AIM OF THE TASK: Write the records out again, keeping each line exactly as it is.

RECORDS FOR THIS EXERCISE:
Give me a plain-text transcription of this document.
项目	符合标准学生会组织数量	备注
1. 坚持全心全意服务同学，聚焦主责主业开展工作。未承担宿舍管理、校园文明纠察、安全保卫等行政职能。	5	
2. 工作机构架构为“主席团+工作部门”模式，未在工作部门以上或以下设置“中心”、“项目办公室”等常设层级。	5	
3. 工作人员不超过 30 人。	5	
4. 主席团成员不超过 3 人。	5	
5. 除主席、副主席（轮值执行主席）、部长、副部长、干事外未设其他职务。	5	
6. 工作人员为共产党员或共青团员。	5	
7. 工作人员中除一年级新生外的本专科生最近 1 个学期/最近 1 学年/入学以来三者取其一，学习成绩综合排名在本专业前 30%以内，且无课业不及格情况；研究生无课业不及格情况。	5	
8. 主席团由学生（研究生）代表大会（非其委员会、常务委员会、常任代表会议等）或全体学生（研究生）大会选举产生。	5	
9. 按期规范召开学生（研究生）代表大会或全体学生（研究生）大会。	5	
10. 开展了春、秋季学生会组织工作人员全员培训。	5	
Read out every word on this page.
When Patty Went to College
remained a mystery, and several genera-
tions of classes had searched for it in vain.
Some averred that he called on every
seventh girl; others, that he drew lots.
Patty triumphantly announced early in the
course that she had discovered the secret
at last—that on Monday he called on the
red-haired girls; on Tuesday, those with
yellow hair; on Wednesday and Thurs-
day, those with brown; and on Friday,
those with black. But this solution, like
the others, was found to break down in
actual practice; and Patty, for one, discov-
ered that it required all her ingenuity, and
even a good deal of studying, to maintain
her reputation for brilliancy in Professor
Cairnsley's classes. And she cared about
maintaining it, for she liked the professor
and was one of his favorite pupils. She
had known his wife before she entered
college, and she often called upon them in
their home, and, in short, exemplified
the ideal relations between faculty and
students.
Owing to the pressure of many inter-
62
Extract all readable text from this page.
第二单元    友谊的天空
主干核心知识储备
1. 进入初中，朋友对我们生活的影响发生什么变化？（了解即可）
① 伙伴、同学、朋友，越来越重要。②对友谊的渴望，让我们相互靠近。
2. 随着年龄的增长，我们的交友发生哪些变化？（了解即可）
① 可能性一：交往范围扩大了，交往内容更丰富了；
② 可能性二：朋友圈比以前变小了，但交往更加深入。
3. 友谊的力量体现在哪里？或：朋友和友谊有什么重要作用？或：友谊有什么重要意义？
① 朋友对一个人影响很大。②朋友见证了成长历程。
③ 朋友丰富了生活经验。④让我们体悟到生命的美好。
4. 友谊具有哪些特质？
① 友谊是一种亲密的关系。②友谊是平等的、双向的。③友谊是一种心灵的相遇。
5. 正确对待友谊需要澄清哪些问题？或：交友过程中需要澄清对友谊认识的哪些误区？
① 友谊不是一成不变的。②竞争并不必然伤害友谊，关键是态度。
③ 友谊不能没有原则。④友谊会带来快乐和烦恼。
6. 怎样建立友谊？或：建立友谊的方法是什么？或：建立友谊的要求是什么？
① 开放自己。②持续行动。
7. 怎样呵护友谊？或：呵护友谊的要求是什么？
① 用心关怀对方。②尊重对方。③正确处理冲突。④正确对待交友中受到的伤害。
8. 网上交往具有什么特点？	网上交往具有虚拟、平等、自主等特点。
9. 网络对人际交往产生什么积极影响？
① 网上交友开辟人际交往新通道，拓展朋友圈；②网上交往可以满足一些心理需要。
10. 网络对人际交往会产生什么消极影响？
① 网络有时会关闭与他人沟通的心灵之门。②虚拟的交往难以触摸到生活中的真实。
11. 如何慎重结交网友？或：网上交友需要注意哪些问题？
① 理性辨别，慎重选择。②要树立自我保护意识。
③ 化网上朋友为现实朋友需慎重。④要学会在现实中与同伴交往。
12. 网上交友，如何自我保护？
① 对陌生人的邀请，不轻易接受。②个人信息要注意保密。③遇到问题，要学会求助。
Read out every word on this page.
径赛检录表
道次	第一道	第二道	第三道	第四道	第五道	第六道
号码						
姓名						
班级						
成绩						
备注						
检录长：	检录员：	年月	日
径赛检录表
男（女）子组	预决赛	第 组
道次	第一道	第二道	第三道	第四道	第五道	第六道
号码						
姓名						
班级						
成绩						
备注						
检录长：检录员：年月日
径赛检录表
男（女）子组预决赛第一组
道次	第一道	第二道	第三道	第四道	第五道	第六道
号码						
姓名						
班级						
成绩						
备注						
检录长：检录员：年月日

TASK SOLUTION:
Give me a plain-text transcription of this document.
项目	符合标准学生会组织数量	备注
1. 坚持全心全意服务同学，聚焦主责主业开展工作。未承担宿舍管理、校园文明纠察、安全保卫等行政职能。	5	
2. 工作机构架构为“主席团+工作部门”模式，未在工作部门以上或以下设置“中心”、“项目办公室”等常设层级。	5	
3. 工作人员不超过 30 人。	5	
4. 主席团成员不超过 3 人。	5	
5. 除主席、副主席（轮值执行主席）、部长、副部长、干事外未设其他职务。	5	
6. 工作人员为共产党员或共青团员。	5	
7. 工作人员中除一年级新生外的本专科生最近 1 个学期/最近 1 学年/入学以来三者取其一，学习成绩综合排名在本专业前 30%以内，且无课业不及格情况；研究生无课业不及格情况。	5	
8. 主席团由学生（研究生）代表大会（非其委员会、常务委员会、常任代表会议等）或全体学生（研究生）大会选举产生。	5	
9. 按期规范召开学生（研究生）代表大会或全体学生（研究生）大会。	5	
10. 开展了春、秋季学生会组织工作人员全员培训。	5	
Read out every word on this page.
When Patty Went to College
remained a mystery, and several genera-
tions of classes had searched for it in vain.
Some averred that he called on every
seventh girl; others, that he drew lots.
Patty triumphantly announced early in the
course that she had discovered the secret
at last—that on Monday he called on the
red-haired girls; on Tuesday, those with
yellow hair; on Wednesday and Thurs-
day, those with brown; and on Friday,
those with black. But this solution, like
the others, was found to break down in
actual practice; and Patty, for one, discov-
ered that it required all her ingenuity, and
even a good deal of studying, to maintain
her reputation for brilliancy in Professor
Cairnsley's classes. And she cared about
maintaining it, for she liked the professor
and was one of his favorite pupils. She
had known his wife before she entered
college, and she often called upon them in
their home, and, in short, exemplified
the ideal relations between faculty and
students.
Owing to the pressure of many inter-
62
Extract all readable text from this page.
第二单元    友谊的天空
主干核心知识储备
1. 进入初中，朋友对我们生活的影响发生什么变化？（了解即可）
① 伙伴、同学、朋友，越来越重要。②对友谊的渴望，让我们相互靠近。
2. 随着年龄的增长，我们的交友发生哪些变化？（了解即可）
① 可能性一：交往范围扩大了，交往内容更丰富了；
② 可能性二：朋友圈比以前变小了，但交往更加深入。
3. 友谊的力量体现在哪里？或：朋友和友谊有什么重要作用？或：友谊有什么重要意义？
① 朋友对一个人影响很大。②朋友见证了成长历程。
③ 朋友丰富了生活经验。④让我们体悟到生命的美好。
4. 友谊具有哪些特质？
① 友谊是一种亲密的关系。②友谊是平等的、双向的。③友谊是一种心灵的相遇。
5. 正确对待友谊需要澄清哪些问题？或：交友过程中需要澄清对友谊认识的哪些误区？
① 友谊不是一成不变的。②竞争并不必然伤害友谊，关键是态度。
③ 友谊不能没有原则。④友谊会带来快乐和烦恼。
6. 怎样建立友谊？或：建立友谊的方法是什么？或：建立友谊的要求是什么？
① 开放自己。②持续行动。
7. 怎样呵护友谊？或：呵护友谊的要求是什么？
① 用心关怀对方。②尊重对方。③正确处理冲突。④正确对待交友中受到的伤害。
8. 网上交往具有什么特点？	网上交往具有虚拟、平等、自主等特点。
9. 网络对人际交往产生什么积极影响？
① 网上交友开辟人际交往新通道，拓展朋友圈；②网上交往可以满足一些心理需要。
10. 网络对人际交往会产生什么消极影响？
① 网络有时会关闭与他人沟通的心灵之门。②虚拟的交往难以触摸到生活中的真实。
11. 如何慎重结交网友？或：网上交友需要注意哪些问题？
① 理性辨别，慎重选择。②要树立自我保护意识。
③ 化网上朋友为现实朋友需慎重。④要学会在现实中与同伴交往。
12. 网上交友，如何自我保护？
① 对陌生人的邀请，不轻易接受。②个人信息要注意保密。③遇到问题，要学会求助。
Read out every word on this page.
径赛检录表
道次	第一道	第二道	第三道	第四道	第五道	第六道
号码						
姓名						
班级						
成绩						
备注						
检录长：	检录员：	年月	日
径赛检录表
男（女）子组	预决赛	第 组
道次	第一道	第二道	第三道	第四道	第五道	第六道
号码						
姓名						
班级						
成绩						
备注						
检录长：检录员：年月日
径赛检录表
男（女）子组预决赛第一组
道次	第一道	第二道	第三道	第四道	第五道	第六道
号码						
姓名						
班级						
成绩						
备注						
检录长：检录员：年月日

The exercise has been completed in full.